• Set exercise:
Locate the string "colors" throughout the material and copy every line in which it occurs.

(Records that describe figures)

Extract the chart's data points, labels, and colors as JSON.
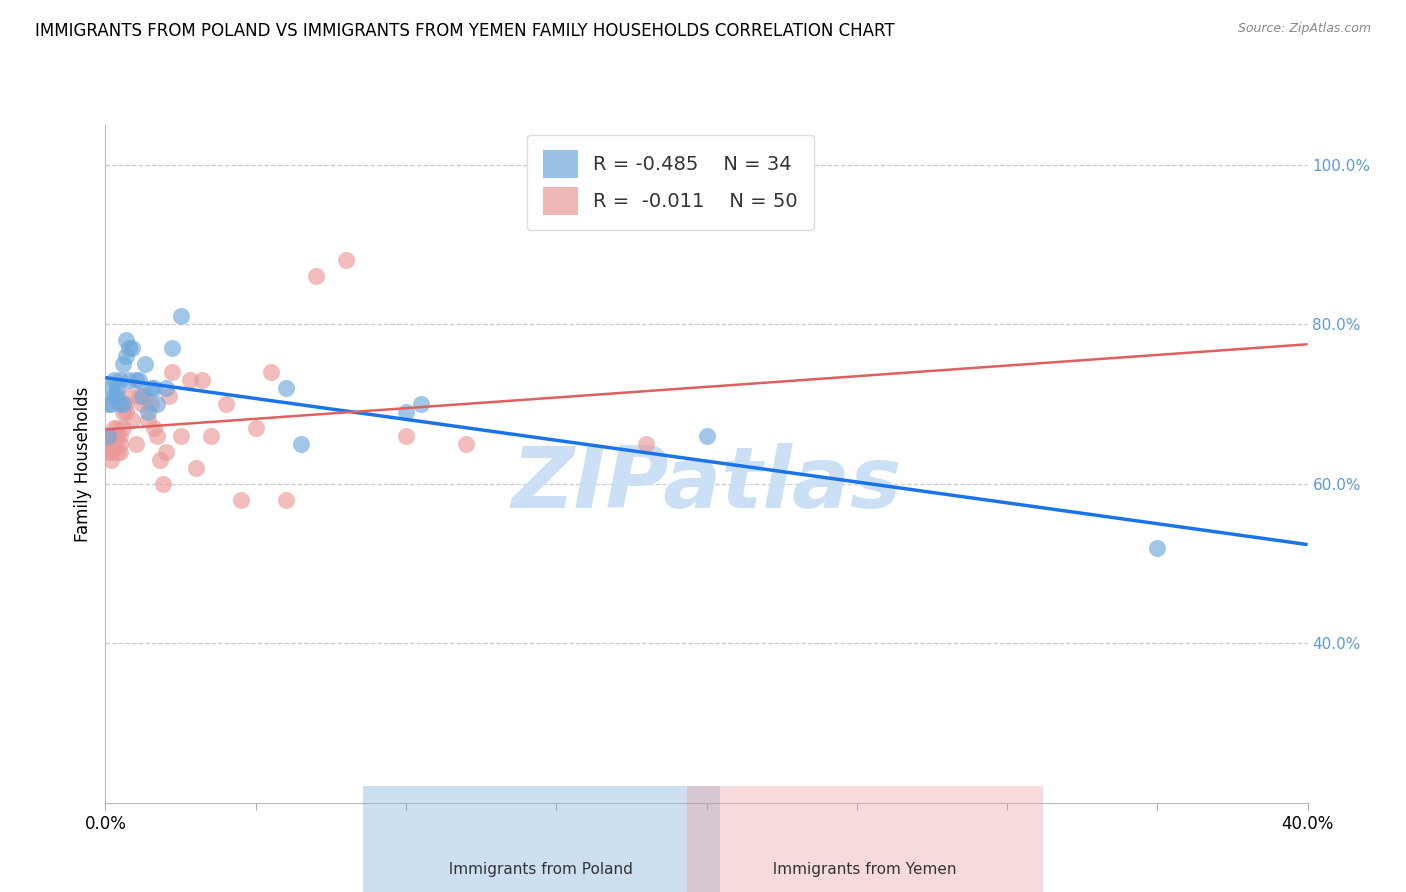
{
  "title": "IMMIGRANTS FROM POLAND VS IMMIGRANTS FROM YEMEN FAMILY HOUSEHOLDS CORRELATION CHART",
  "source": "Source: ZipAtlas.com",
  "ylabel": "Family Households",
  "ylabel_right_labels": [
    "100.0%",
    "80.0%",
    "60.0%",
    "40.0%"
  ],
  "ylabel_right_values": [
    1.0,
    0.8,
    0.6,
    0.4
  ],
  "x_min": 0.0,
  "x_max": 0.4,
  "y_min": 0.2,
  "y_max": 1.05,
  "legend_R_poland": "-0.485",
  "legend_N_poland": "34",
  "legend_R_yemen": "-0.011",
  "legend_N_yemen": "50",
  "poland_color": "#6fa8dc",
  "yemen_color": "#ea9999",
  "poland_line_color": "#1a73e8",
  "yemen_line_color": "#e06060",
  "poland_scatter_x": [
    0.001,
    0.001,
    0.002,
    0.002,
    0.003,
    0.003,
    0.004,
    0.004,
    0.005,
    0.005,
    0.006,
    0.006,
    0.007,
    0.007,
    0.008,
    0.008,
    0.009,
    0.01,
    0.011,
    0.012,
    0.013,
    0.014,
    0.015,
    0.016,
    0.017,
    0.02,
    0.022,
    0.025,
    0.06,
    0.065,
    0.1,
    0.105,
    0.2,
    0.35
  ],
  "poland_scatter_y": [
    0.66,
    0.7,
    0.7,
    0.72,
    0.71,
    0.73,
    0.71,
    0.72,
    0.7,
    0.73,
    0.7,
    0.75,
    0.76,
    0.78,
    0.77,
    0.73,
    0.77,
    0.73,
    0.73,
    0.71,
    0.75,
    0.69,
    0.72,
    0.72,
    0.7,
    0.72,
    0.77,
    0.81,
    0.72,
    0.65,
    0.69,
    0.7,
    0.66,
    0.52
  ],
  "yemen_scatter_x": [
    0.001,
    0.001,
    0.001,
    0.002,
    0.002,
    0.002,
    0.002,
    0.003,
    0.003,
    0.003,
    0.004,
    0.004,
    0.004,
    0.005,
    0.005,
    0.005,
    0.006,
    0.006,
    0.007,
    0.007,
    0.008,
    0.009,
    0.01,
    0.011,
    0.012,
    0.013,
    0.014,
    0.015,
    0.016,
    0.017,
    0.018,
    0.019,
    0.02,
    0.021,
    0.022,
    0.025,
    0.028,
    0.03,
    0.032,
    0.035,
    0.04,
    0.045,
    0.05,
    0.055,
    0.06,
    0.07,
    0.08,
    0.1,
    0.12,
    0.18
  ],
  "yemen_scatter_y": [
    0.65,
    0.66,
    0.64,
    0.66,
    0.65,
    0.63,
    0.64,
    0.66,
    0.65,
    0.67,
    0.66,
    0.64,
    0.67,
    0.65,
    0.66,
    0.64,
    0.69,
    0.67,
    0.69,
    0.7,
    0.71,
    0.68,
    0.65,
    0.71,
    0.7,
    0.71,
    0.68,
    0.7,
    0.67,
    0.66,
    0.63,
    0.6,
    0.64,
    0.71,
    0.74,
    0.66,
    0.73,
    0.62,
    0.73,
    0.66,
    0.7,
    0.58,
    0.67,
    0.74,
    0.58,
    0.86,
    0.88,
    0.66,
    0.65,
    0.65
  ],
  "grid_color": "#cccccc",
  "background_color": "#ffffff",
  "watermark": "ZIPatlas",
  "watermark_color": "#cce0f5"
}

...

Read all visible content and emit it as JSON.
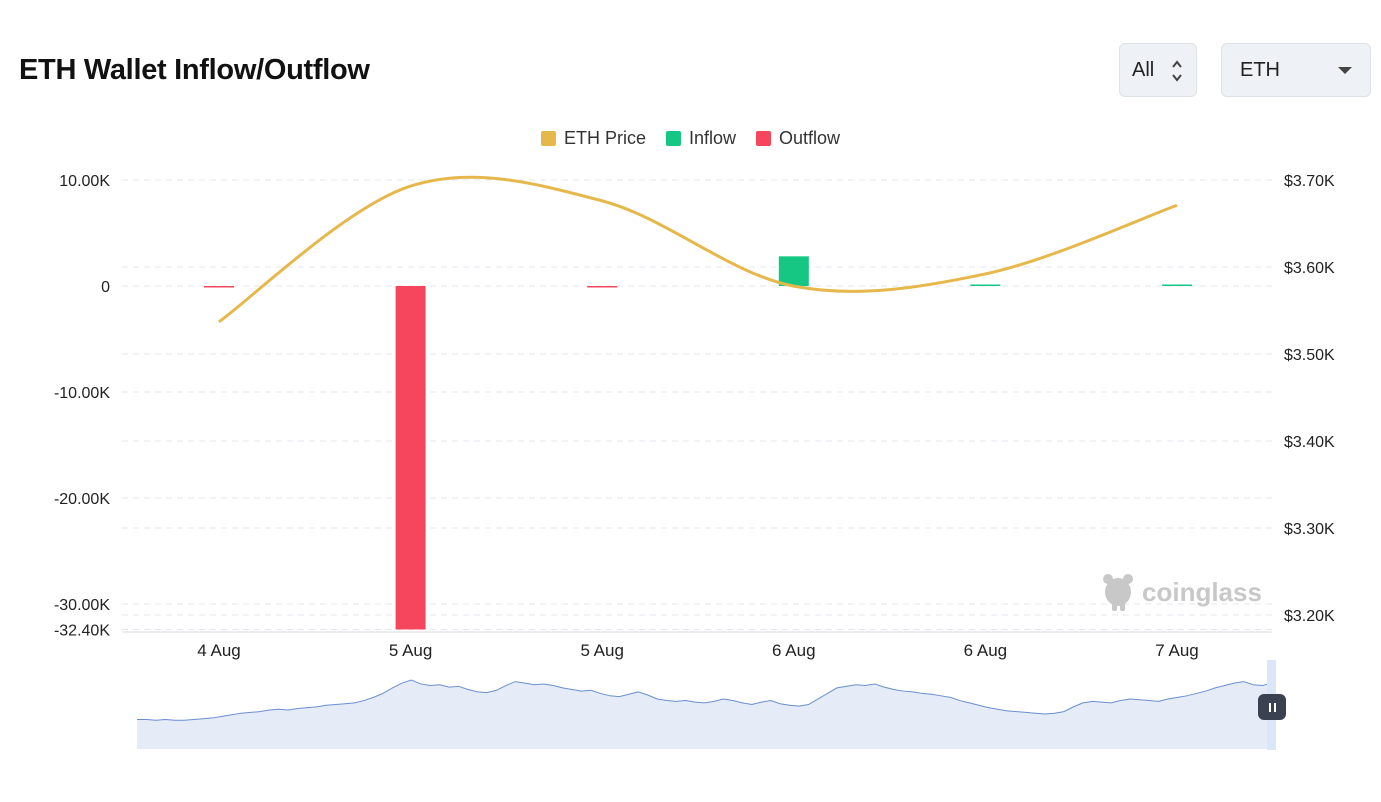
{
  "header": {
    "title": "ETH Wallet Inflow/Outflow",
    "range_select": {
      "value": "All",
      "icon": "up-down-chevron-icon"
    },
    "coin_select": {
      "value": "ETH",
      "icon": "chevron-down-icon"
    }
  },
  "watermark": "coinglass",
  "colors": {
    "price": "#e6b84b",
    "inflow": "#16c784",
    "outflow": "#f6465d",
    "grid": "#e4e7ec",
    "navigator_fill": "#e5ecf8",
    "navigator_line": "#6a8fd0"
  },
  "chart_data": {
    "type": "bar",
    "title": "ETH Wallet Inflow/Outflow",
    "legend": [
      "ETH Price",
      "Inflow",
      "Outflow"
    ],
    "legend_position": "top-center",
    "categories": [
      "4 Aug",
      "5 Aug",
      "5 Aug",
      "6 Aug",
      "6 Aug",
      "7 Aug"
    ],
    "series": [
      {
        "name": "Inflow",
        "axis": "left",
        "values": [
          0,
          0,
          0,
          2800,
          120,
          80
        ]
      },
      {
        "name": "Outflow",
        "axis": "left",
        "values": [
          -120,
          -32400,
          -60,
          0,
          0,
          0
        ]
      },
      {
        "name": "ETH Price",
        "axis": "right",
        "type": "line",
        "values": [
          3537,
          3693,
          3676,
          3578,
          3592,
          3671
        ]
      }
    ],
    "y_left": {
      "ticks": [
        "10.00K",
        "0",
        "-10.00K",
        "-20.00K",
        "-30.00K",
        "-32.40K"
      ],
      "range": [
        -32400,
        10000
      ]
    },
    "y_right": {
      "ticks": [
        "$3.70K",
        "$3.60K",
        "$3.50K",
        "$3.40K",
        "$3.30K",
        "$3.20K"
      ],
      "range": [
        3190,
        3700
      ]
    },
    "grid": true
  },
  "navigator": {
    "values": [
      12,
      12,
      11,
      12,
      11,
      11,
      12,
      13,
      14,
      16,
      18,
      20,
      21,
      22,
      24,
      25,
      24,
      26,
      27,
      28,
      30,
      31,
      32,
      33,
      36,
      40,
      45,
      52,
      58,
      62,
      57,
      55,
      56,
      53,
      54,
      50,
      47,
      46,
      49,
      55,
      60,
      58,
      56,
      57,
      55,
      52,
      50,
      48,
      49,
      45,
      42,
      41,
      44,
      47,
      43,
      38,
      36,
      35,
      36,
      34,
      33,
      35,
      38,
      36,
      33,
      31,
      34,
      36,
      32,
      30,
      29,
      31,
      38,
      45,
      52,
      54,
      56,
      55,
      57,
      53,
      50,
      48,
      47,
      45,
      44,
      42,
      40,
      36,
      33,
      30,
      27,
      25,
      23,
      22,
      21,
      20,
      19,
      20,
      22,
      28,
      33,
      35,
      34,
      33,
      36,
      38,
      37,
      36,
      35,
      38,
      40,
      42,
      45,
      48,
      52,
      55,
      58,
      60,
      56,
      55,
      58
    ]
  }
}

• Written answer:
Extract the chart's data points, labels, and colors as JSON.
  "colors": {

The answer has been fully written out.